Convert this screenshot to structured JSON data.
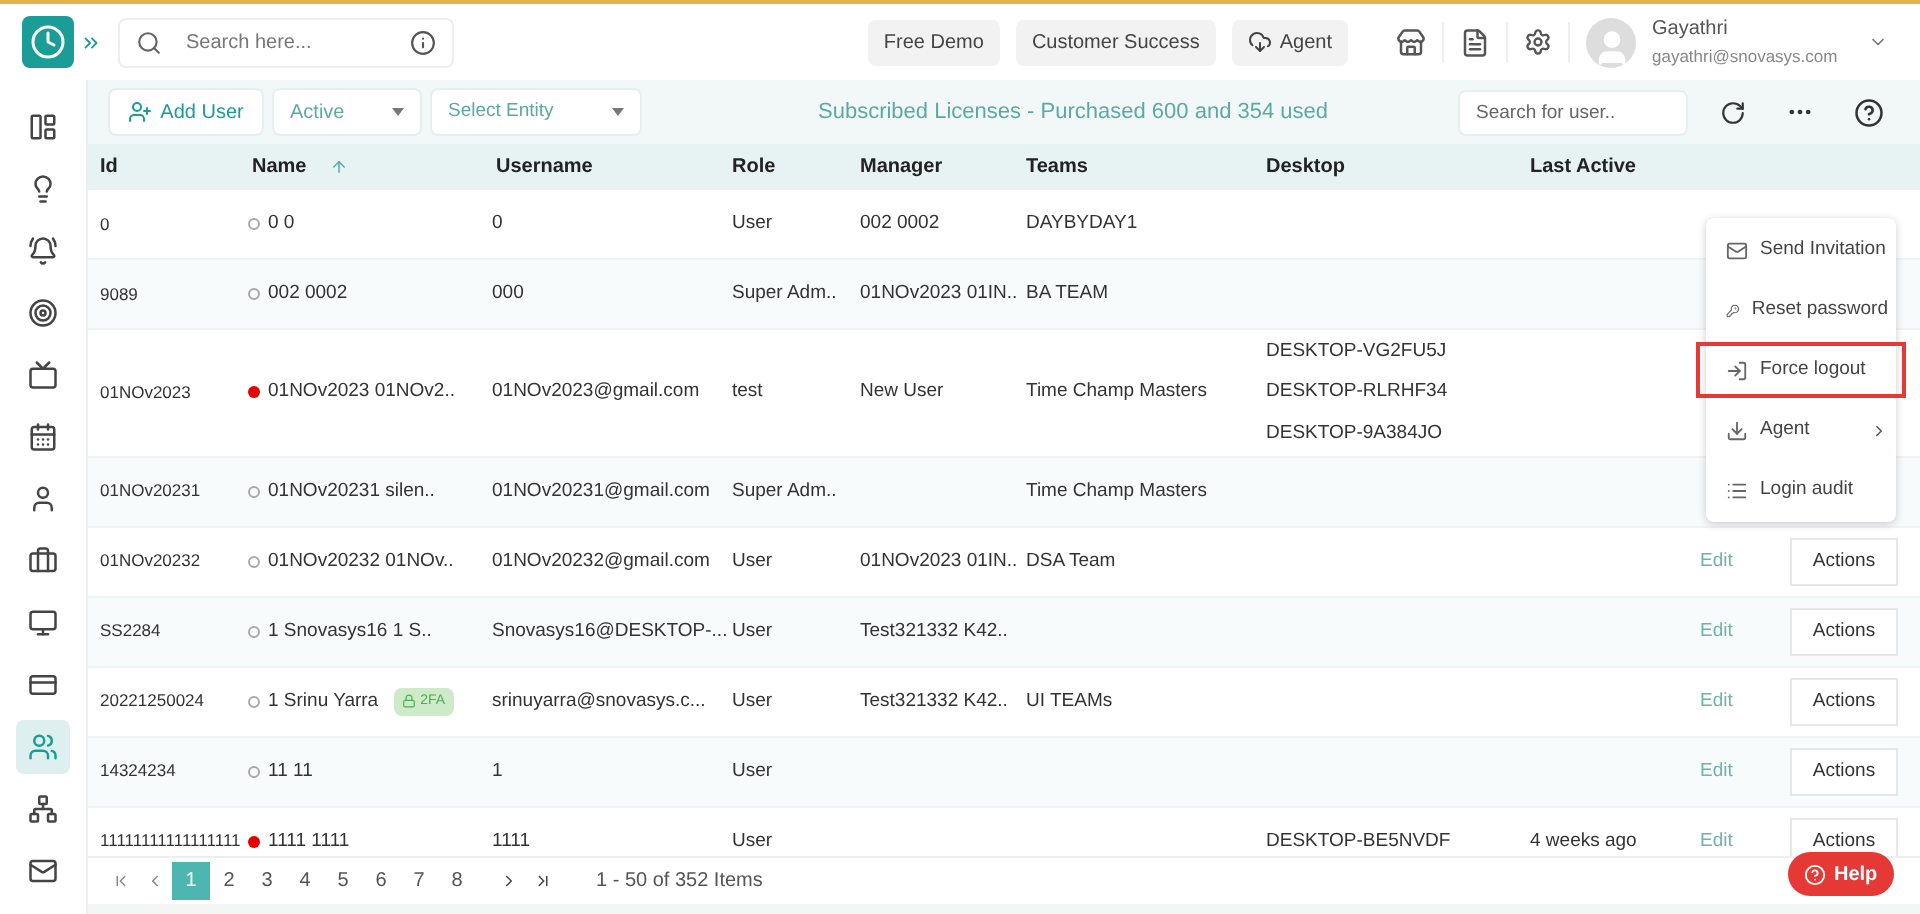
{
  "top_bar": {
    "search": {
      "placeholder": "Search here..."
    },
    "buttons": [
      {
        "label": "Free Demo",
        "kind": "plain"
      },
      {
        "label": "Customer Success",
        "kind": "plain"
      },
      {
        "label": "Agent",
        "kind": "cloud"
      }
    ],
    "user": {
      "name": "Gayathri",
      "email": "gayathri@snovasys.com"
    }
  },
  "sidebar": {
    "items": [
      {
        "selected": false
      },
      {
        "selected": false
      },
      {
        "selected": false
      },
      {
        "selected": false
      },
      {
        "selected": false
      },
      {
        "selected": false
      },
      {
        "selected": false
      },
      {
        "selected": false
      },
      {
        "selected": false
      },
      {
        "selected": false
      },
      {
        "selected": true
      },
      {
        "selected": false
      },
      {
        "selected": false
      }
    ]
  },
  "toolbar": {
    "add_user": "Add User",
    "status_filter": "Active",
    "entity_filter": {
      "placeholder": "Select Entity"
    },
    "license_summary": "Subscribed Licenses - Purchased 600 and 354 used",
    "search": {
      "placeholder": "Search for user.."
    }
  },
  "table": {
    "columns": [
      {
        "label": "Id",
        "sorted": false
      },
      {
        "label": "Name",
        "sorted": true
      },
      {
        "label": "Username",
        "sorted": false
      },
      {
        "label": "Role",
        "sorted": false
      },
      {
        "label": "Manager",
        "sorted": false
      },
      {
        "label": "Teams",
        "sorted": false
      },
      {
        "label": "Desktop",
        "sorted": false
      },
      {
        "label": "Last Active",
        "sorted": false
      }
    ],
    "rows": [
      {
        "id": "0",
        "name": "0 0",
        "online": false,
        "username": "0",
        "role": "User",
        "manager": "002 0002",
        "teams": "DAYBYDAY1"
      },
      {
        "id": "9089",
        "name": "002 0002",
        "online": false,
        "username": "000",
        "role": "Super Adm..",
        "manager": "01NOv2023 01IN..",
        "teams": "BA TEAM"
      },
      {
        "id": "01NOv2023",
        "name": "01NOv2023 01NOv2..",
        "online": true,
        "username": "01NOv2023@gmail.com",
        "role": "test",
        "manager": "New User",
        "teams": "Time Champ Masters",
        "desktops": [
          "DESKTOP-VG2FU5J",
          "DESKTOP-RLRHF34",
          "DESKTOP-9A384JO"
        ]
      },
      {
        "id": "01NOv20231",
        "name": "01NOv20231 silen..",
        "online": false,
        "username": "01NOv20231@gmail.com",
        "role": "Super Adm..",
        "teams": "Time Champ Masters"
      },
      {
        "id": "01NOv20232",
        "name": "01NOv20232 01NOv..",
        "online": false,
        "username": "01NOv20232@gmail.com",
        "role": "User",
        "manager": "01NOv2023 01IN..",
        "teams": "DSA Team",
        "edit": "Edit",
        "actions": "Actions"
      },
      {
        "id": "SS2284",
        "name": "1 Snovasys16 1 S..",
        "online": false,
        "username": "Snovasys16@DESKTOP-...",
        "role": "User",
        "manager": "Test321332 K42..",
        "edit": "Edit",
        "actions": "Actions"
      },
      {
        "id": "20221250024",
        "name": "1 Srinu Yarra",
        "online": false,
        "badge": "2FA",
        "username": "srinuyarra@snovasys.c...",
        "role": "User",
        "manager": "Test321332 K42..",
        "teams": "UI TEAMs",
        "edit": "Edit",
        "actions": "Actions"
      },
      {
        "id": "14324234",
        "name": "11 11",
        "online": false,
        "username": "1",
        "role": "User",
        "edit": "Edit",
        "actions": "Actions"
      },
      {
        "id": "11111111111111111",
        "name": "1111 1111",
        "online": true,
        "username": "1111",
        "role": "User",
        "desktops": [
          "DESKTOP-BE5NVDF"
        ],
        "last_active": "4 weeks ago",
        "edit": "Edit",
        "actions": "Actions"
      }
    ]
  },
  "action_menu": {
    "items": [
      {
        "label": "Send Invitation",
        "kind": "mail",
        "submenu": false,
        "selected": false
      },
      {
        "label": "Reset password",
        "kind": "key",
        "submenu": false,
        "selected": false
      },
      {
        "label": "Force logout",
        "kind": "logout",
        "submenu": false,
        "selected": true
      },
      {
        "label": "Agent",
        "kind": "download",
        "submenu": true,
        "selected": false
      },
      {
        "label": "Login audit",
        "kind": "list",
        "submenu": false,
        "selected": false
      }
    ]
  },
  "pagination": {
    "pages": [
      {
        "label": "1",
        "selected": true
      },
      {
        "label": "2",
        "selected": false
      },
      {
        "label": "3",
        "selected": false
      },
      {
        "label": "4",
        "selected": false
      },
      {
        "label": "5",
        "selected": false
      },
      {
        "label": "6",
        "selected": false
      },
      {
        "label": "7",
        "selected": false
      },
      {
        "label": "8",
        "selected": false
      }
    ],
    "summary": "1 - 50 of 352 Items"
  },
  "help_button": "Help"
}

TASK TO CARRY OUT. Restate the listing above word for word, and skip the pictures.

WRITTEN RESPONSE.
Convert this screenshot to structured JSON data.
{
  "top_bar": {
    "search": {
      "placeholder": "Search here..."
    },
    "buttons": [
      {
        "label": "Free Demo",
        "kind": "plain"
      },
      {
        "label": "Customer Success",
        "kind": "plain"
      },
      {
        "label": "Agent",
        "kind": "cloud"
      }
    ],
    "user": {
      "name": "Gayathri",
      "email": "gayathri@snovasys.com"
    }
  },
  "sidebar": {
    "items": [
      {
        "selected": false
      },
      {
        "selected": false
      },
      {
        "selected": false
      },
      {
        "selected": false
      },
      {
        "selected": false
      },
      {
        "selected": false
      },
      {
        "selected": false
      },
      {
        "selected": false
      },
      {
        "selected": false
      },
      {
        "selected": false
      },
      {
        "selected": true
      },
      {
        "selected": false
      },
      {
        "selected": false
      }
    ]
  },
  "toolbar": {
    "add_user": "Add User",
    "status_filter": "Active",
    "entity_filter": {
      "placeholder": "Select Entity"
    },
    "license_summary": "Subscribed Licenses - Purchased 600 and 354 used",
    "search": {
      "placeholder": "Search for user.."
    }
  },
  "table": {
    "columns": [
      {
        "label": "Id",
        "sorted": false
      },
      {
        "label": "Name",
        "sorted": true
      },
      {
        "label": "Username",
        "sorted": false
      },
      {
        "label": "Role",
        "sorted": false
      },
      {
        "label": "Manager",
        "sorted": false
      },
      {
        "label": "Teams",
        "sorted": false
      },
      {
        "label": "Desktop",
        "sorted": false
      },
      {
        "label": "Last Active",
        "sorted": false
      }
    ],
    "rows": [
      {
        "id": "0",
        "name": "0 0",
        "online": false,
        "username": "0",
        "role": "User",
        "manager": "002 0002",
        "teams": "DAYBYDAY1"
      },
      {
        "id": "9089",
        "name": "002 0002",
        "online": false,
        "username": "000",
        "role": "Super Adm..",
        "manager": "01NOv2023 01IN..",
        "teams": "BA TEAM"
      },
      {
        "id": "01NOv2023",
        "name": "01NOv2023 01NOv2..",
        "online": true,
        "username": "01NOv2023@gmail.com",
        "role": "test",
        "manager": "New User",
        "teams": "Time Champ Masters",
        "desktops": [
          "DESKTOP-VG2FU5J",
          "DESKTOP-RLRHF34",
          "DESKTOP-9A384JO"
        ]
      },
      {
        "id": "01NOv20231",
        "name": "01NOv20231 silen..",
        "online": false,
        "username": "01NOv20231@gmail.com",
        "role": "Super Adm..",
        "teams": "Time Champ Masters"
      },
      {
        "id": "01NOv20232",
        "name": "01NOv20232 01NOv..",
        "online": false,
        "username": "01NOv20232@gmail.com",
        "role": "User",
        "manager": "01NOv2023 01IN..",
        "teams": "DSA Team",
        "edit": "Edit",
        "actions": "Actions"
      },
      {
        "id": "SS2284",
        "name": "1 Snovasys16 1 S..",
        "online": false,
        "username": "Snovasys16@DESKTOP-...",
        "role": "User",
        "manager": "Test321332 K42..",
        "edit": "Edit",
        "actions": "Actions"
      },
      {
        "id": "20221250024",
        "name": "1 Srinu Yarra",
        "online": false,
        "badge": "2FA",
        "username": "srinuyarra@snovasys.c...",
        "role": "User",
        "manager": "Test321332 K42..",
        "teams": "UI TEAMs",
        "edit": "Edit",
        "actions": "Actions"
      },
      {
        "id": "14324234",
        "name": "11 11",
        "online": false,
        "username": "1",
        "role": "User",
        "edit": "Edit",
        "actions": "Actions"
      },
      {
        "id": "11111111111111111",
        "name": "1111 1111",
        "online": true,
        "username": "1111",
        "role": "User",
        "desktops": [
          "DESKTOP-BE5NVDF"
        ],
        "last_active": "4 weeks ago",
        "edit": "Edit",
        "actions": "Actions"
      }
    ]
  },
  "action_menu": {
    "items": [
      {
        "label": "Send Invitation",
        "kind": "mail",
        "submenu": false,
        "selected": false
      },
      {
        "label": "Reset password",
        "kind": "key",
        "submenu": false,
        "selected": false
      },
      {
        "label": "Force logout",
        "kind": "logout",
        "submenu": false,
        "selected": true
      },
      {
        "label": "Agent",
        "kind": "download",
        "submenu": true,
        "selected": false
      },
      {
        "label": "Login audit",
        "kind": "list",
        "submenu": false,
        "selected": false
      }
    ]
  },
  "pagination": {
    "pages": [
      {
        "label": "1",
        "selected": true
      },
      {
        "label": "2",
        "selected": false
      },
      {
        "label": "3",
        "selected": false
      },
      {
        "label": "4",
        "selected": false
      },
      {
        "label": "5",
        "selected": false
      },
      {
        "label": "6",
        "selected": false
      },
      {
        "label": "7",
        "selected": false
      },
      {
        "label": "8",
        "selected": false
      }
    ],
    "summary": "1 - 50 of 352 Items"
  },
  "help_button": "Help"
}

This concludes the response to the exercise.